◆ **The request**:
Copy all records verbatim.

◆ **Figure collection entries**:
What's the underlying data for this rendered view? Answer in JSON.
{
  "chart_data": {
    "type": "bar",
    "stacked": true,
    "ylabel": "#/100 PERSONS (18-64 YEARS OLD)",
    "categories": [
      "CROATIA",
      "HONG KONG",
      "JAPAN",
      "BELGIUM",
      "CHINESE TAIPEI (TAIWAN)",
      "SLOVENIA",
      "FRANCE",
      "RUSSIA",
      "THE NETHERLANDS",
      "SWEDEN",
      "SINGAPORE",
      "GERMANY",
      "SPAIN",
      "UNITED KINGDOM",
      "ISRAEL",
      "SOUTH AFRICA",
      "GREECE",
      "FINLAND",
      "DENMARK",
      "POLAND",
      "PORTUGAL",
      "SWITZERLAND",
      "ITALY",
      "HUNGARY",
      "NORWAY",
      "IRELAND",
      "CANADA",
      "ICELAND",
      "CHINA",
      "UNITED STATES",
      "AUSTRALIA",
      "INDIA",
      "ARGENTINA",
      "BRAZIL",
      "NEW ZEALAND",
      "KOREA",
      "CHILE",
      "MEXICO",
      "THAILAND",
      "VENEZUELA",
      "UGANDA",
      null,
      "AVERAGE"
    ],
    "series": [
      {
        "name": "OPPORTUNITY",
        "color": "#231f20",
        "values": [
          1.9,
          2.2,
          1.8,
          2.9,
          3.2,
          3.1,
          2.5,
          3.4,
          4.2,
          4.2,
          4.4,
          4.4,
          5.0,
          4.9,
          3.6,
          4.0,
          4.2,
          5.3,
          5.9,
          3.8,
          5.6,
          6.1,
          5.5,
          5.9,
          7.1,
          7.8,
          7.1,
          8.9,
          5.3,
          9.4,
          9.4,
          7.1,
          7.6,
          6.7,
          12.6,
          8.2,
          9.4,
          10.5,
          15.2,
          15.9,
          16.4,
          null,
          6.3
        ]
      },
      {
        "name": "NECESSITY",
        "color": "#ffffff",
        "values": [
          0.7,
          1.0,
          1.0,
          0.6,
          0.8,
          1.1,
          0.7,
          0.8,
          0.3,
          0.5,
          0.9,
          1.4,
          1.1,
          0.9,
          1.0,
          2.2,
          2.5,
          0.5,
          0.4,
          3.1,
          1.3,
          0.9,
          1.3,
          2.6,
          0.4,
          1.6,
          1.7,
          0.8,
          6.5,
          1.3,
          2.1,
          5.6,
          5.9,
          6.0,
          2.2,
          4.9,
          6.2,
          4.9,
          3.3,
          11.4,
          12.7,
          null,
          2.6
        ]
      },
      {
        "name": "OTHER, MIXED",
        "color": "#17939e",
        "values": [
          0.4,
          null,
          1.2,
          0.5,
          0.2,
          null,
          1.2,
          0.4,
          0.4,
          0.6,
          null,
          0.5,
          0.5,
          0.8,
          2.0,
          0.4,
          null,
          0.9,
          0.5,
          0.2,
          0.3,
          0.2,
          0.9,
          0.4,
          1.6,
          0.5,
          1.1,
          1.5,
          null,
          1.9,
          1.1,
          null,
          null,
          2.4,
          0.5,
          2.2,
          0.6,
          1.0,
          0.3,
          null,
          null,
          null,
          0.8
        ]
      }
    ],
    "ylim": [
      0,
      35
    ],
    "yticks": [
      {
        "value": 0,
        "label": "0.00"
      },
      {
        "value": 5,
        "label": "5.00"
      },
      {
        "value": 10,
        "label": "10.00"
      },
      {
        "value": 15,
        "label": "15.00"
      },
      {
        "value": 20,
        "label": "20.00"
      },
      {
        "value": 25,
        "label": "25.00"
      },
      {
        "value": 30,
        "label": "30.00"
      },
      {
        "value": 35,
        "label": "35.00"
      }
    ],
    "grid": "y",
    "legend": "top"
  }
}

◆ **Correct answer**:
What's the underlying data for this rendered view? Answer in JSON.
{
  "chart_data": {
    "type": "bar",
    "stacked": true,
    "ylabel": "#/100 PERSONS (18-64 YEARS OLD)",
    "categories": [
      "CROATIA",
      "HONG KONG",
      "JAPAN",
      "BELGIUM",
      "CHINESE TAIPEI (TAIWAN)",
      "SLOVENIA",
      "FRANCE",
      "RUSSIA",
      "THE NETHERLANDS",
      "SWEDEN",
      "SINGAPORE",
      "GERMANY",
      "SPAIN",
      "UNITED KINGDOM",
      "ISRAEL",
      "SOUTH AFRICA",
      "GREECE",
      "FINLAND",
      "DENMARK",
      "POLAND",
      "PORTUGAL",
      "SWITZERLAND",
      "ITALY",
      "HUNGARY",
      "NORWAY",
      "IRELAND",
      "CANADA",
      "ICELAND",
      "CHINA",
      "UNITED STATES",
      "AUSTRALIA",
      "INDIA",
      "ARGENTINA",
      "BRAZIL",
      "NEW ZEALAND",
      "KOREA",
      "CHILE",
      "MEXICO",
      "THAILAND",
      "VENEZUELA",
      "UGANDA",
      null,
      "AVERAGE"
    ],
    "series": [
      {
        "name": "OPPORTUNITY",
        "color": "#231f20",
        "values": [
          1.9,
          2.2,
          1.8,
          2.9,
          3.2,
          3.1,
          2.5,
          3.4,
          4.2,
          4.2,
          4.4,
          4.4,
          5.0,
          4.9,
          3.6,
          4.0,
          4.2,
          5.3,
          5.9,
          3.8,
          5.6,
          6.1,
          5.5,
          5.9,
          7.1,
          7.8,
          7.1,
          8.9,
          5.3,
          9.4,
          9.4,
          7.1,
          7.6,
          6.7,
          12.6,
          8.2,
          9.4,
          10.5,
          15.2,
          15.9,
          16.4,
          null,
          6.3
        ]
      },
      {
        "name": "NECESSITY",
        "color": "#ffffff",
        "values": [
          0.7,
          1.0,
          1.0,
          0.6,
          0.8,
          1.1,
          0.7,
          0.8,
          0.3,
          0.5,
          0.9,
          1.4,
          1.1,
          0.9,
          1.0,
          2.2,
          2.5,
          0.5,
          0.4,
          3.1,
          1.3,
          0.9,
          1.3,
          2.6,
          0.4,
          1.6,
          1.7,
          0.8,
          6.5,
          1.3,
          2.1,
          5.6,
          5.9,
          6.0,
          2.2,
          4.9,
          6.2,
          4.9,
          3.3,
          11.4,
          12.7,
          null,
          2.6
        ]
      },
      {
        "name": "OTHER, MIXED",
        "color": "#17939e",
        "values": [
          0.4,
          null,
          1.2,
          0.5,
          0.2,
          null,
          1.2,
          0.4,
          0.4,
          0.6,
          null,
          0.5,
          0.5,
          0.8,
          2.0,
          0.4,
          null,
          0.9,
          0.5,
          0.2,
          0.3,
          0.2,
          0.9,
          0.4,
          1.6,
          0.5,
          1.1,
          1.5,
          null,
          1.9,
          1.1,
          null,
          null,
          2.4,
          0.5,
          2.2,
          0.6,
          1.0,
          0.3,
          null,
          null,
          null,
          0.8
        ]
      }
    ],
    "ylim": [
      0,
      35
    ],
    "yticks": [
      {
        "value": 0,
        "label": "0.00"
      },
      {
        "value": 5,
        "label": "5.00"
      },
      {
        "value": 10,
        "label": "10.00"
      },
      {
        "value": 15,
        "label": "15.00"
      },
      {
        "value": 20,
        "label": "20.00"
      },
      {
        "value": 25,
        "label": "25.00"
      },
      {
        "value": 30,
        "label": "30.00"
      },
      {
        "value": 35,
        "label": "35.00"
      }
    ],
    "grid": "y",
    "legend": "top"
  }
}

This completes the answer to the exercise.